Selected text START
Phase 3: Tell Google

Google Search Console — Change of Address:

  1. Log into Google Search Console
  2. Select the OLD domain property
  3. Go to Settings → Change of Address
  4. Select the new domain as the destination
  5. Submit the request

This explicitly tells Google you’ve moved and speeds up the transition.

Keep both properties active in Search Console for at least 6 months so you can monitor the migration.

Phase 4: Monitor and Maintain

Week 1-2:

  • Check Search Console for crawl errors on both domains
  • Monitor organic traffic in analytics — expect a temporary dip
  • Verify redirects are working with random spot checks

Month 1-3:

  • Old domain should gradually disappear from Google’s index
  • New domain should gain the rankings the old domain had
  • Organic traffic should recover to 90-100% of pre-migration levels

Ongoing:

  • Keep the redirects active permanently (or at least 1-2 years)
  • Monitor analytics in Domain Forward to see remaining traffic hitting the old domain

Common Mistakes

Using 302 instead of 301

Many registrar forwarding features default to 302 (temporary) redirects. This is devastating for SEO — Google won’t transfer link equity through a 302. Always confirm you’re using 301 permanent redirects.
Selected text END
Data START
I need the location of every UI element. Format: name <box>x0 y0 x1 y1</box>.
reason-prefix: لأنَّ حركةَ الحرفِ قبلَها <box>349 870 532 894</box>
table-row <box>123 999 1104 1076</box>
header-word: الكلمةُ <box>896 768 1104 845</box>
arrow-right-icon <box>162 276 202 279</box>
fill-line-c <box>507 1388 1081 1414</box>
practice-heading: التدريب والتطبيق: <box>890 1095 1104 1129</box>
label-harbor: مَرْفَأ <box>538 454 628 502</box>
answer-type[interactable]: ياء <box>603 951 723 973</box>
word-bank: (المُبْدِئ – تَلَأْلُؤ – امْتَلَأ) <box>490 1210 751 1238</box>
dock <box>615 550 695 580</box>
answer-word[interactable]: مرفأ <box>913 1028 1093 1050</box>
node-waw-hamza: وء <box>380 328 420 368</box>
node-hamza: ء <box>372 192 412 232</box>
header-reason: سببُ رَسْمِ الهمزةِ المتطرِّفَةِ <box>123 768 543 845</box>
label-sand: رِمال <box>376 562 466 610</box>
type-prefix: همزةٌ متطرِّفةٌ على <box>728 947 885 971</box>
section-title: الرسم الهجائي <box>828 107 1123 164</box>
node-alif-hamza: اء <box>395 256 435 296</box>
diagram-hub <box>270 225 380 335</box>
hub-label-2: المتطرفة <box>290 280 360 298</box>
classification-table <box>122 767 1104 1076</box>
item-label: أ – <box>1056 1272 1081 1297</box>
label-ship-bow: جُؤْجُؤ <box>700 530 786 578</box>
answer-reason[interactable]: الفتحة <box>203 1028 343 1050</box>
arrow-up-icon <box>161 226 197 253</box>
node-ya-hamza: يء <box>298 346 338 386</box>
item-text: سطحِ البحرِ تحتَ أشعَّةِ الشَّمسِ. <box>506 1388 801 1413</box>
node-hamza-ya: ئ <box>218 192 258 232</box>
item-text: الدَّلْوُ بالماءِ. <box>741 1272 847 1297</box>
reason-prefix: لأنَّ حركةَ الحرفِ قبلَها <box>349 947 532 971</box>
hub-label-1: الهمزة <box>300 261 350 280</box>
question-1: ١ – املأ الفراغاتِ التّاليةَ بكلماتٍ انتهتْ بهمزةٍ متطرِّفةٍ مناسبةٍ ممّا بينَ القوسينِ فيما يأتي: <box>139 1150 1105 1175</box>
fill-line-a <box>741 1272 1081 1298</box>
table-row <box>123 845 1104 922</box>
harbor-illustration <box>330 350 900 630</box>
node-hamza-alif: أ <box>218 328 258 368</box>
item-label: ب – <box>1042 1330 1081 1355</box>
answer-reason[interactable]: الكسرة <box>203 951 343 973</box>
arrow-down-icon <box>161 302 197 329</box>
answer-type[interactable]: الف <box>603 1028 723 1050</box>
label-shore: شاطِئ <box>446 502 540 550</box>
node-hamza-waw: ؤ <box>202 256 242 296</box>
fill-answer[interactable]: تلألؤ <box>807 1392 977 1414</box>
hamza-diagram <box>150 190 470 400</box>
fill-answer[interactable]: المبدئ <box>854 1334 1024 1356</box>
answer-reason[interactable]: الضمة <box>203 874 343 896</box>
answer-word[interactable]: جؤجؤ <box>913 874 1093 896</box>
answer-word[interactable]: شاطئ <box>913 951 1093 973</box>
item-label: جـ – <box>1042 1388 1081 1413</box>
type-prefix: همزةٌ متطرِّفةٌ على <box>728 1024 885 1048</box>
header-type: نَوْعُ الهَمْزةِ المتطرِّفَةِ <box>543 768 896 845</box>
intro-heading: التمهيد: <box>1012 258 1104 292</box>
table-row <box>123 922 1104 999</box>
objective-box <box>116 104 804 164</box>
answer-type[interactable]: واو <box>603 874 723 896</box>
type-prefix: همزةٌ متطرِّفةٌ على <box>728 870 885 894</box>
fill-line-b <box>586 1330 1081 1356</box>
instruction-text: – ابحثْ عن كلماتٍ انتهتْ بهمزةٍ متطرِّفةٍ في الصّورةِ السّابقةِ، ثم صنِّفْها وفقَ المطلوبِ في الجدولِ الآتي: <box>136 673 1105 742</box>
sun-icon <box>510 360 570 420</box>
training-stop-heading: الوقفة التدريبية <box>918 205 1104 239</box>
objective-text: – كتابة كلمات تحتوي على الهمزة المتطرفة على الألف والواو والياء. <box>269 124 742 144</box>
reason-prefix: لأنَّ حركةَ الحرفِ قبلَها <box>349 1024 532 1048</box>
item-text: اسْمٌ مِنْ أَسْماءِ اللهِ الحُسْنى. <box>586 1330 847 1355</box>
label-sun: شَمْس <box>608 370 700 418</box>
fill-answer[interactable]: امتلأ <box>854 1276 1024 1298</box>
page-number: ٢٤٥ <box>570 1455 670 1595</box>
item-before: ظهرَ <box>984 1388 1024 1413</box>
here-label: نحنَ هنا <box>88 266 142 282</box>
Data END
- Task instructions:
1. Translate this sentence from the domain migration guide into Spanish: "Keep both properties active in Search Console for at least 6 months so you can monitor the migration."
2. Answer these questions using the domain migration guide:
(a) In the Change of Address steps, which domain property should be selected?
(b) By Month 1-3, what level should organic traffic recover to?
(c) What type of redirect do many registrar forwarding features use by default?
The data is separate material, unrelated to the domain migration guide.

- Solutions below:
1. Mantén ambas propiedades activas en Search Console durante al menos 6 meses para poder supervisar la migración.

2.
(a) The old domain property.
(b) 90-100% of pre-migration levels.
(c) 302 (temporary) redirects.